[START OF Provided records]

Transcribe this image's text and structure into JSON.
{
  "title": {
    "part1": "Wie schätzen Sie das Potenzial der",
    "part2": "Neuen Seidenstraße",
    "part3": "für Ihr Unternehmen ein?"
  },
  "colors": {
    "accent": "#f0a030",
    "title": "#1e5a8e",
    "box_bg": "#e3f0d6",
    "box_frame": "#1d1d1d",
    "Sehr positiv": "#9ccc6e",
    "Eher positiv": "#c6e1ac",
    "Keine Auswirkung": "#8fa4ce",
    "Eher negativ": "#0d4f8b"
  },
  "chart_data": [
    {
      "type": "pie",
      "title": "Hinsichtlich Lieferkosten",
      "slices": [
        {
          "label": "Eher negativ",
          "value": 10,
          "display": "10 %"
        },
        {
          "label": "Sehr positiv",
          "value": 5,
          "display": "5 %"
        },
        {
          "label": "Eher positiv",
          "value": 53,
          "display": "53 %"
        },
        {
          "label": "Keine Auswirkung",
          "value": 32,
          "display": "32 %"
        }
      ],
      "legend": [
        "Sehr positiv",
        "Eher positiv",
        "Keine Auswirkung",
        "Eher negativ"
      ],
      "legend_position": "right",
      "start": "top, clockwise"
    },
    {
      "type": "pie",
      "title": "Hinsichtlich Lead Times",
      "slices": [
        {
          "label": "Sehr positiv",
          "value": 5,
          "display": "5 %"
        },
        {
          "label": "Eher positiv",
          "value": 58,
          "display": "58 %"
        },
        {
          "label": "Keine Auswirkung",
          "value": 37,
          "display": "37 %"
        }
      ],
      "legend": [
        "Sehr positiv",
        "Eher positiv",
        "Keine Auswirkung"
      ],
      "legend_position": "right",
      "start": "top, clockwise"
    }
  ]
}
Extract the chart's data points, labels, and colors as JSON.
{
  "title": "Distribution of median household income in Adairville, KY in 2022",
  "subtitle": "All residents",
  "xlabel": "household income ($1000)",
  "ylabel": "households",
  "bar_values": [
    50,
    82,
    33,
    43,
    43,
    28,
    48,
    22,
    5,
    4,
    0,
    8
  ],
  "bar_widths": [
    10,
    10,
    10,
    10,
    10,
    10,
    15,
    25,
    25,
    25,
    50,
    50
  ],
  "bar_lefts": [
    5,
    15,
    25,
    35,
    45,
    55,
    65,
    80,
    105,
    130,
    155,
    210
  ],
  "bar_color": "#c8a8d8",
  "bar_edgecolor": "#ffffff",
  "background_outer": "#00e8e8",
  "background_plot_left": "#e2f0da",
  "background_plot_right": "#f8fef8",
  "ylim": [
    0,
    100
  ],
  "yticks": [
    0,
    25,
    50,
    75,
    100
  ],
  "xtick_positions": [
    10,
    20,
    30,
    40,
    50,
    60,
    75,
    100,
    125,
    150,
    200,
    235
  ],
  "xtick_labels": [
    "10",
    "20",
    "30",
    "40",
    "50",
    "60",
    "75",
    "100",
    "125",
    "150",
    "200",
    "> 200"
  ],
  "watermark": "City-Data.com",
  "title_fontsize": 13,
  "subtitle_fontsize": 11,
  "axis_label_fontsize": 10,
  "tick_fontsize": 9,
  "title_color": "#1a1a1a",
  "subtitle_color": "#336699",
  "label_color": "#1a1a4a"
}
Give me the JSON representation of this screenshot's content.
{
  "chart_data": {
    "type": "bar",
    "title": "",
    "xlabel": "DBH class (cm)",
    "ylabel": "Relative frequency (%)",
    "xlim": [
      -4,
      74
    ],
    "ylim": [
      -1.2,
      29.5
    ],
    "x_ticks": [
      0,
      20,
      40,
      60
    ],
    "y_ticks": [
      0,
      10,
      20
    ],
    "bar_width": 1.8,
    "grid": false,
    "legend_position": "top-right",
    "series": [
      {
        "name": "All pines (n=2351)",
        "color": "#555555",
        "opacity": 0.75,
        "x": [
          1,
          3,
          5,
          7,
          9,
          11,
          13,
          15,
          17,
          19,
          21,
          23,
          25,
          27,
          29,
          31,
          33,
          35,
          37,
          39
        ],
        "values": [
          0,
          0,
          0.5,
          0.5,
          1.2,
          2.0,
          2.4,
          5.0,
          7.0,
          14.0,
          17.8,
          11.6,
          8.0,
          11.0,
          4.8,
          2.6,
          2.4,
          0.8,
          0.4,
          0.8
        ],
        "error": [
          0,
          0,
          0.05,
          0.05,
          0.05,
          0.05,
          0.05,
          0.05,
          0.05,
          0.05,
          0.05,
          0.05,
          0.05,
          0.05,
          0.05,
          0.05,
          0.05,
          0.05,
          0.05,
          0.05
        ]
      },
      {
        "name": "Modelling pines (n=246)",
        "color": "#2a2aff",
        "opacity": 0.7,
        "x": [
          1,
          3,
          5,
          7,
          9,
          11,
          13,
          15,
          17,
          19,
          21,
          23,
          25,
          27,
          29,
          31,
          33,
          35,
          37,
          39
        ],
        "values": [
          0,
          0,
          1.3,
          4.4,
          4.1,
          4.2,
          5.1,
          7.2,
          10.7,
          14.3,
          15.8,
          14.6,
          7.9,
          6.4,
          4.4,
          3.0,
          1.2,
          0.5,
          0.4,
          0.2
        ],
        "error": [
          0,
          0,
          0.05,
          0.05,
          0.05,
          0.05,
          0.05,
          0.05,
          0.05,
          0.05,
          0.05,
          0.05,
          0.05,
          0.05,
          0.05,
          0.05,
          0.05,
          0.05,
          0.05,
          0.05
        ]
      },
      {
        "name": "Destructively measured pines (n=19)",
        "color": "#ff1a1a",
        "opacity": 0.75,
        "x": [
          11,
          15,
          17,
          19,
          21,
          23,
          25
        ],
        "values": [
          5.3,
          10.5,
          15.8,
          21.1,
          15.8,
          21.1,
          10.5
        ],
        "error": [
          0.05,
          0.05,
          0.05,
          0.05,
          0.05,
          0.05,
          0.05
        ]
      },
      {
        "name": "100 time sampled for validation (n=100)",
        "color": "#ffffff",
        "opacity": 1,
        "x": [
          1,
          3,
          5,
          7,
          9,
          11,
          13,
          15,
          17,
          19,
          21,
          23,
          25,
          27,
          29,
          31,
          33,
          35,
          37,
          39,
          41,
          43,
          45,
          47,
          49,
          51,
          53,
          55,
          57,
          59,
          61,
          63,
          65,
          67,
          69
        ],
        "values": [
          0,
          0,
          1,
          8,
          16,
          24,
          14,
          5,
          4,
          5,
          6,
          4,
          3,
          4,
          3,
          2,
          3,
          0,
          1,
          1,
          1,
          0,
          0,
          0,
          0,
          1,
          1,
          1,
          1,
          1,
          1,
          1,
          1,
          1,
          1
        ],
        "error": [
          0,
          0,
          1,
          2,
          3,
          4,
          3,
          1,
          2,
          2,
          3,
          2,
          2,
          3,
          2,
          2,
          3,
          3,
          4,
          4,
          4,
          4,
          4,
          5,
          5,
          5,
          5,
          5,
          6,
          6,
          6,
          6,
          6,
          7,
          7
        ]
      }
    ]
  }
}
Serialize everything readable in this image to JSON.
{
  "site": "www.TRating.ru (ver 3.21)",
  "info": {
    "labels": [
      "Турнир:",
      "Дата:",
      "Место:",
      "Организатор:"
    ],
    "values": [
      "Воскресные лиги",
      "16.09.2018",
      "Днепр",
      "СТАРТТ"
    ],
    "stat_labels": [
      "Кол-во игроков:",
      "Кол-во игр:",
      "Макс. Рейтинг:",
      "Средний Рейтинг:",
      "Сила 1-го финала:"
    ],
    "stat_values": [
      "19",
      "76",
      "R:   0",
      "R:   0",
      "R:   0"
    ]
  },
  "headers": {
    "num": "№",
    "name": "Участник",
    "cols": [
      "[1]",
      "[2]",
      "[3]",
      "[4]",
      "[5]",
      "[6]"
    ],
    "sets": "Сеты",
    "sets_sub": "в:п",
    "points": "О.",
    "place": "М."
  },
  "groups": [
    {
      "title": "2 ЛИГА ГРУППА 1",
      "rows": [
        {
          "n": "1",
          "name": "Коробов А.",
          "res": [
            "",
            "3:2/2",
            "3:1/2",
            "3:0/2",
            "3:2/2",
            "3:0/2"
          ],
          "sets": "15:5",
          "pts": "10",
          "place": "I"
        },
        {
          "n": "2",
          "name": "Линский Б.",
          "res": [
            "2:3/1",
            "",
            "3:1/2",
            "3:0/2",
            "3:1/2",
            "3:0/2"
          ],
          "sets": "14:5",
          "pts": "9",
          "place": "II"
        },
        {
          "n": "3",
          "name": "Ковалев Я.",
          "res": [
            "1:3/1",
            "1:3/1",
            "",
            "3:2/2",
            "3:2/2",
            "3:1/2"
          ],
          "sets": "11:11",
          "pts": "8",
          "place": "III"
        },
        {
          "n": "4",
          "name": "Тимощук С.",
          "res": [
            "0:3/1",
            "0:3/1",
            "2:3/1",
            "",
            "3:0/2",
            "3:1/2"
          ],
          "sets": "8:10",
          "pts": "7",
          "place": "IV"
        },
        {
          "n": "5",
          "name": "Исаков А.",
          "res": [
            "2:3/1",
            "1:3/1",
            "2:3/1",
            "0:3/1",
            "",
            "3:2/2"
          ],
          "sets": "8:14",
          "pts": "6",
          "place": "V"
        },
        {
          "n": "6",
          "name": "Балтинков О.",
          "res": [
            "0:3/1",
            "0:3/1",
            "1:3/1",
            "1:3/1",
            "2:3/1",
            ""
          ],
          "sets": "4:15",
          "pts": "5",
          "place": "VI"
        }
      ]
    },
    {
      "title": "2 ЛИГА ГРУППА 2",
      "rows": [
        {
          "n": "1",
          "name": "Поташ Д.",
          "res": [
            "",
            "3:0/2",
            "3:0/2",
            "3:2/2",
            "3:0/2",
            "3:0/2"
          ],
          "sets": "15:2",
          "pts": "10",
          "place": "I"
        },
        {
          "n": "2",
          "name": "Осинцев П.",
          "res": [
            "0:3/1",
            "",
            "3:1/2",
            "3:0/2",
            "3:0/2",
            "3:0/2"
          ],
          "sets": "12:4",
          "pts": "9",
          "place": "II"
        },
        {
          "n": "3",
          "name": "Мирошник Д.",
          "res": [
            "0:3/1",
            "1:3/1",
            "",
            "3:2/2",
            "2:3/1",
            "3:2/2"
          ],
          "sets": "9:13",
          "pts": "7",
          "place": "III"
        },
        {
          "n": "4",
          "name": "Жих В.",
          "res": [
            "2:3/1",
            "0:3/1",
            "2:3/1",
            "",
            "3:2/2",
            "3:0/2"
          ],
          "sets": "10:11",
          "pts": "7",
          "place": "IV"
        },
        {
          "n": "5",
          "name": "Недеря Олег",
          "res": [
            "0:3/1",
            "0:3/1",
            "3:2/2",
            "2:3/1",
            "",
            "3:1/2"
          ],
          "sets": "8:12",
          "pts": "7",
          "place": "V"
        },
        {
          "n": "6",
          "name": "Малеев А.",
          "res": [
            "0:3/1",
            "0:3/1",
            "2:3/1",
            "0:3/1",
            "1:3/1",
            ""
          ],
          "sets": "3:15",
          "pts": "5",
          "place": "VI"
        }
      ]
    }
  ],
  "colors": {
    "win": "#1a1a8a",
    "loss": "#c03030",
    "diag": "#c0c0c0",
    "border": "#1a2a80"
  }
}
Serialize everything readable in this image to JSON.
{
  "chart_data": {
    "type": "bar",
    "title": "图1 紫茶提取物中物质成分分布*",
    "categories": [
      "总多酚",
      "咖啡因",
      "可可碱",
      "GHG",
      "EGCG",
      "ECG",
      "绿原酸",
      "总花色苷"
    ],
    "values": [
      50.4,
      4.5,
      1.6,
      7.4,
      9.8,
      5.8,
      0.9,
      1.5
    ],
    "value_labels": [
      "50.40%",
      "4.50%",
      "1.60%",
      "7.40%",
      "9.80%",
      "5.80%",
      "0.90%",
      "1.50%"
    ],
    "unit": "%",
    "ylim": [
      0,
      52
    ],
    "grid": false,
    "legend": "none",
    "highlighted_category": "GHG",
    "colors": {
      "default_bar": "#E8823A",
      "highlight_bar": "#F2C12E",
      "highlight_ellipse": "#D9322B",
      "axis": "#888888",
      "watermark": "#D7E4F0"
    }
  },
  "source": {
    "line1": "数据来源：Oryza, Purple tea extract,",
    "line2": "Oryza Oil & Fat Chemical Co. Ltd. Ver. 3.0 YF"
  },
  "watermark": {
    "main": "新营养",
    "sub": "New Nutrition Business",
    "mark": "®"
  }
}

[END OF Provided records]

Exercise requirements: Find each line holding the string "this" and copy it out.

Reply:
Transcribe this image's text and structure into JSON.
Give me the JSON representation of this screenshot's content.
Serialize everything readable in this image to JSON.
Serialize everything readable in this image to JSON.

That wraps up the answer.